— What is needed —
Go through the records and copy each line where the word "Generate" occurs.

— Information supplied —

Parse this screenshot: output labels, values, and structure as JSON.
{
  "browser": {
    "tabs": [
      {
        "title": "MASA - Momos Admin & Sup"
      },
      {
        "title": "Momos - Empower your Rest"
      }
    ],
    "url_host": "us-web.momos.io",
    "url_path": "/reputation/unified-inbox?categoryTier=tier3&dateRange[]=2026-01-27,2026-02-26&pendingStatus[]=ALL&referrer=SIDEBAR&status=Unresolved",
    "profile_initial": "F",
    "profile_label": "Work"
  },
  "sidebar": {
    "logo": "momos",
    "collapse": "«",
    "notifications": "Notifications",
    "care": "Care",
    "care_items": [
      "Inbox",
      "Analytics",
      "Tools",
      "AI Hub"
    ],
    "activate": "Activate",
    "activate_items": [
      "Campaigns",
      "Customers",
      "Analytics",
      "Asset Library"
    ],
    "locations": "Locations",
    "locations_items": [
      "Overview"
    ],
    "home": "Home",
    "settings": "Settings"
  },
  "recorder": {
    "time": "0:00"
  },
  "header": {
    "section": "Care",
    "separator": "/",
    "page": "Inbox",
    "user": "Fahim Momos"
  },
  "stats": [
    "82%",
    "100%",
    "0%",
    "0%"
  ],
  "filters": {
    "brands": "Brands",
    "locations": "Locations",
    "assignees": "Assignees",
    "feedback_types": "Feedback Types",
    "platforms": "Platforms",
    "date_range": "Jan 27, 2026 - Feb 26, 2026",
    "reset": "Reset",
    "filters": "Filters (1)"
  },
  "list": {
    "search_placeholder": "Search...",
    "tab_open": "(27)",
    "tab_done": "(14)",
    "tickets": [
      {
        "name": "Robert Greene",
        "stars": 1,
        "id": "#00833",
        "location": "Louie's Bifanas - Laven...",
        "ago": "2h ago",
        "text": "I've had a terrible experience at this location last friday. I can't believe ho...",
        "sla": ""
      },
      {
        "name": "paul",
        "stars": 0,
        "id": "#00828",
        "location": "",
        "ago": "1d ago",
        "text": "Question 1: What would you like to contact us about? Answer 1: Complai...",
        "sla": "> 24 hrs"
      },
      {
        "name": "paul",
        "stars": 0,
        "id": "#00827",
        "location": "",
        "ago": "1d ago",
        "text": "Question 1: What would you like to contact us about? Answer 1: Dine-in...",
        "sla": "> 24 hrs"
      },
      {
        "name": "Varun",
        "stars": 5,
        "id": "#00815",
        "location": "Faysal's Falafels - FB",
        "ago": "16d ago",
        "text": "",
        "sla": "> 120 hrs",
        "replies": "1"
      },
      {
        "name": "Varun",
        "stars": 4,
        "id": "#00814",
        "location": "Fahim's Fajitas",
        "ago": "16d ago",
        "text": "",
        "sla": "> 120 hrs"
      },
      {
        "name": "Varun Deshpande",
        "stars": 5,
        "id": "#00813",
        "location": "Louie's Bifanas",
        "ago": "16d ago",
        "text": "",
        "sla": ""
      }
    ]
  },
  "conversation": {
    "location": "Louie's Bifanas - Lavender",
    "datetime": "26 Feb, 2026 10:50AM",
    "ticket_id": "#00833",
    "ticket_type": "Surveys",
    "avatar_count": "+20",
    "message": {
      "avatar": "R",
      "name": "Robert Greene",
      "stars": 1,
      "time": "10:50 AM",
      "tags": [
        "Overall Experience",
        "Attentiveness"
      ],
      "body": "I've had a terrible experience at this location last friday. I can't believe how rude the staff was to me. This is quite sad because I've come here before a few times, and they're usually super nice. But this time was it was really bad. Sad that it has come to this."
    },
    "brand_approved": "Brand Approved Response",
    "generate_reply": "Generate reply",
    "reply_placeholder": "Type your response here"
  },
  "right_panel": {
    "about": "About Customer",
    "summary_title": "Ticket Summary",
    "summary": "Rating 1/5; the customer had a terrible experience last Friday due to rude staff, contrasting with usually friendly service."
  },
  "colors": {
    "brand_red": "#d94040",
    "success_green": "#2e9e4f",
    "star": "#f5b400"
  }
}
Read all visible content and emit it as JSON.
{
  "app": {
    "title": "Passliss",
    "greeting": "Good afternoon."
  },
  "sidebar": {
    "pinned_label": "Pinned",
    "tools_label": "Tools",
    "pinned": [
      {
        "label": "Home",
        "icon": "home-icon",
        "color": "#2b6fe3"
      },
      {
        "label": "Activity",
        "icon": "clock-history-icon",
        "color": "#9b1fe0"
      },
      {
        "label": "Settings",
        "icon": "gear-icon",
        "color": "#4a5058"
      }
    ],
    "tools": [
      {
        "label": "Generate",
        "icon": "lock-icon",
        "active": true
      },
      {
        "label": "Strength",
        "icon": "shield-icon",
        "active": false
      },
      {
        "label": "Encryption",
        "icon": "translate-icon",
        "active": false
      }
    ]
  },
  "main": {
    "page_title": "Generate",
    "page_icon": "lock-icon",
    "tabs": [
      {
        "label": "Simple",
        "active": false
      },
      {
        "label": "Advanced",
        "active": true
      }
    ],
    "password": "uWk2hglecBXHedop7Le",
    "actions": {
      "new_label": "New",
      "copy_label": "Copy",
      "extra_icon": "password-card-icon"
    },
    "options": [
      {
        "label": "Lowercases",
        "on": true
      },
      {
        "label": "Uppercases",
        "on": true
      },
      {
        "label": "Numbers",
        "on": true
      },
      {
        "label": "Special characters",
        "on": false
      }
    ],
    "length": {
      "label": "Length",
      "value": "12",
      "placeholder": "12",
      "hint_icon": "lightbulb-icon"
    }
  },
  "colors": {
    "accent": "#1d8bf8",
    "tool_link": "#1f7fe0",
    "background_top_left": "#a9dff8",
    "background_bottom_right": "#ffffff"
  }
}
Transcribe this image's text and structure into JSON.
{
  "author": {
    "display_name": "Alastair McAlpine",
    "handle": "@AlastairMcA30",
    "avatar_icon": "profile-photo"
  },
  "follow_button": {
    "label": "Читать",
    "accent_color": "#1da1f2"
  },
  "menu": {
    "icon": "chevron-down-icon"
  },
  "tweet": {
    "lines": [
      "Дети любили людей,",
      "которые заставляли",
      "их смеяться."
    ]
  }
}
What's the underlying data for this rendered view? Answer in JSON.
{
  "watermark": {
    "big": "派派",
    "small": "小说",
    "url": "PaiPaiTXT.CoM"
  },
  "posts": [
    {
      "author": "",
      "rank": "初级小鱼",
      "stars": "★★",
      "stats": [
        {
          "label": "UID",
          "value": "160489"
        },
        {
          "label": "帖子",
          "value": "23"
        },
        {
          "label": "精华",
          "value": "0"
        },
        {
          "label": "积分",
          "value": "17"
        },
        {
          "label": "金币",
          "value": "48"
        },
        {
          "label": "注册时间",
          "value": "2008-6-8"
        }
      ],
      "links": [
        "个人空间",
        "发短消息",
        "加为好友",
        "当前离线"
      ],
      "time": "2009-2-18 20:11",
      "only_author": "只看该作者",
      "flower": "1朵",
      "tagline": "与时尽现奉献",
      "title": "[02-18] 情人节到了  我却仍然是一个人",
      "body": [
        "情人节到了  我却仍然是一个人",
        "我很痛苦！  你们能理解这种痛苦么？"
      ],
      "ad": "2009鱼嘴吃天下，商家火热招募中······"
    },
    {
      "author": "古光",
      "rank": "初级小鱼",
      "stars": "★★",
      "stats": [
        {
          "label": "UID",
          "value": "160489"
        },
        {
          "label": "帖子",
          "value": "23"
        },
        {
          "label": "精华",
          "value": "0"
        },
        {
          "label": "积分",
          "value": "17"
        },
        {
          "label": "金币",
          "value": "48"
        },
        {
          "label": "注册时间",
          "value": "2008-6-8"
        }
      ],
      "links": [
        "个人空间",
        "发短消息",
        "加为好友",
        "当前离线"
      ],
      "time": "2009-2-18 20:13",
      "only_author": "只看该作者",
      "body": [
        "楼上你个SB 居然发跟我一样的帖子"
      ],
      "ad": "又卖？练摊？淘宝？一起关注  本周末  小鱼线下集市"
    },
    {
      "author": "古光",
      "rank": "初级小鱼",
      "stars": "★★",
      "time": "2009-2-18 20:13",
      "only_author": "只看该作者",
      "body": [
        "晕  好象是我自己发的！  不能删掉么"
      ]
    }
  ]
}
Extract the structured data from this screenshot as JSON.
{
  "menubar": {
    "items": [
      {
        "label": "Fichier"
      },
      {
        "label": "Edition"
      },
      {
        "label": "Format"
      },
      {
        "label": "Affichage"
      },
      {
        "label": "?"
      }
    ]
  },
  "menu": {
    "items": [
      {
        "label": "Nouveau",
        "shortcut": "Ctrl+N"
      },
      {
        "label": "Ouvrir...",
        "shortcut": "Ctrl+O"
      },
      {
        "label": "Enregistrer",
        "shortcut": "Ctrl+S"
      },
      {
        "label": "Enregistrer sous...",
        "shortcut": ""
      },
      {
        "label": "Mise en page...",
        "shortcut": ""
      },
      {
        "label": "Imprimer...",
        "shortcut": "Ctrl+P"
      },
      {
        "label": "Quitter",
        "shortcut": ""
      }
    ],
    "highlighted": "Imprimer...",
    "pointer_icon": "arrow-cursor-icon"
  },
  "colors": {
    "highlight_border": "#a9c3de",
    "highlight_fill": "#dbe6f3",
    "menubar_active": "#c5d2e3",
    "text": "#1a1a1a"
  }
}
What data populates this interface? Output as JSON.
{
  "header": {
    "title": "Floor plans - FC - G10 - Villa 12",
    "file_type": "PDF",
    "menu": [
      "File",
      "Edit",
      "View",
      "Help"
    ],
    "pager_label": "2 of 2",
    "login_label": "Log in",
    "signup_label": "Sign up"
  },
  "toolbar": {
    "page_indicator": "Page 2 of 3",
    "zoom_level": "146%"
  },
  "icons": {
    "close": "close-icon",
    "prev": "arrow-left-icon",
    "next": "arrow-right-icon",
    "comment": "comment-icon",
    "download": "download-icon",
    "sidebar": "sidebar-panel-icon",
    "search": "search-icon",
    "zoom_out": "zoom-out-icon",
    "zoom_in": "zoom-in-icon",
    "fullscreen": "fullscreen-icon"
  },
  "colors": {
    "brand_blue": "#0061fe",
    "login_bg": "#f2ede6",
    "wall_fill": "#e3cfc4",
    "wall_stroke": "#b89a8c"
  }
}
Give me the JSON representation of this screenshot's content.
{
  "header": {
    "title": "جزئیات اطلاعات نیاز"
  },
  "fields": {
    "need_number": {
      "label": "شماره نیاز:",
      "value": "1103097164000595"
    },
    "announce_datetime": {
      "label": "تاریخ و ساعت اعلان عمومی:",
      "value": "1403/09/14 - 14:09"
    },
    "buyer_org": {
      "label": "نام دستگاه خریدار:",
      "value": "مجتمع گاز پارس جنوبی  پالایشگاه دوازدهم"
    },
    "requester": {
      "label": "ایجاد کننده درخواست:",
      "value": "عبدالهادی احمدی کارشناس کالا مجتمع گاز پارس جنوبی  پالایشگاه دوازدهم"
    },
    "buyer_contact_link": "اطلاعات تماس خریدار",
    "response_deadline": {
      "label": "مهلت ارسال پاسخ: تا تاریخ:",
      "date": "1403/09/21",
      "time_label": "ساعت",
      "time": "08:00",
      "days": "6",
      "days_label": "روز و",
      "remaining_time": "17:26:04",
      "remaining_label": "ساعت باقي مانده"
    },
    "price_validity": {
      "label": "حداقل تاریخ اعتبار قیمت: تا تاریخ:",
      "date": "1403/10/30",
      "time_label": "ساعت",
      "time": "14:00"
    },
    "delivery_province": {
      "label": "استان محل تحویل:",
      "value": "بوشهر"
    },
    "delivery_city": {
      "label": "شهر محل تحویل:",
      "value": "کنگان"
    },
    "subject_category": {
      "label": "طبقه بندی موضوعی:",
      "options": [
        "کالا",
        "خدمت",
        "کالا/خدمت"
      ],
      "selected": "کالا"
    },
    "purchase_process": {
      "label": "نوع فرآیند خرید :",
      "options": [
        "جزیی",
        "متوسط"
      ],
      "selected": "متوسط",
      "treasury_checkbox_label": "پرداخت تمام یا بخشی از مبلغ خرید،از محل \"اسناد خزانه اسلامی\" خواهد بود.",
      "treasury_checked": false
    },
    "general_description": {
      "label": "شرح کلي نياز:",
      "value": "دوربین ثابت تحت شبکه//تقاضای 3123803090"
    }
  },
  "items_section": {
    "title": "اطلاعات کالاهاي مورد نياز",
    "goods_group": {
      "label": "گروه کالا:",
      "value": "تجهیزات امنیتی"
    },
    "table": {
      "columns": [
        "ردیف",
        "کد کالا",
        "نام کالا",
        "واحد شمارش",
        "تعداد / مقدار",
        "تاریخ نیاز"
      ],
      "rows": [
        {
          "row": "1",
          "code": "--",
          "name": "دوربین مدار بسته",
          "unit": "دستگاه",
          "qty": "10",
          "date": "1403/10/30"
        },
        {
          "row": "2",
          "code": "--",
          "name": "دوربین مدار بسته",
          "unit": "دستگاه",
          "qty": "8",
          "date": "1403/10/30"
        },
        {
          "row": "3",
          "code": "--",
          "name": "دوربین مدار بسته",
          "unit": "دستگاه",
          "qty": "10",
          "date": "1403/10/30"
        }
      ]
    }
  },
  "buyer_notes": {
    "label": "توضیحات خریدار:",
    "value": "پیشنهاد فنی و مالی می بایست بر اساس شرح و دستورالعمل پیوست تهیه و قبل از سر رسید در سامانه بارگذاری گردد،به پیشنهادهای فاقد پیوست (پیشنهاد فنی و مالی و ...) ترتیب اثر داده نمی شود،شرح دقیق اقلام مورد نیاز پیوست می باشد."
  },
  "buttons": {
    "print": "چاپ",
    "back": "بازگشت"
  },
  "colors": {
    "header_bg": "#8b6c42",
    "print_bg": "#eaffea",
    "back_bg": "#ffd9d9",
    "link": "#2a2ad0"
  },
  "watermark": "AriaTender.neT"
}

— Result of this exercise —
    "generate_reply": "Generate reply",
        "label": "Generate",
    "page_title": "Generate",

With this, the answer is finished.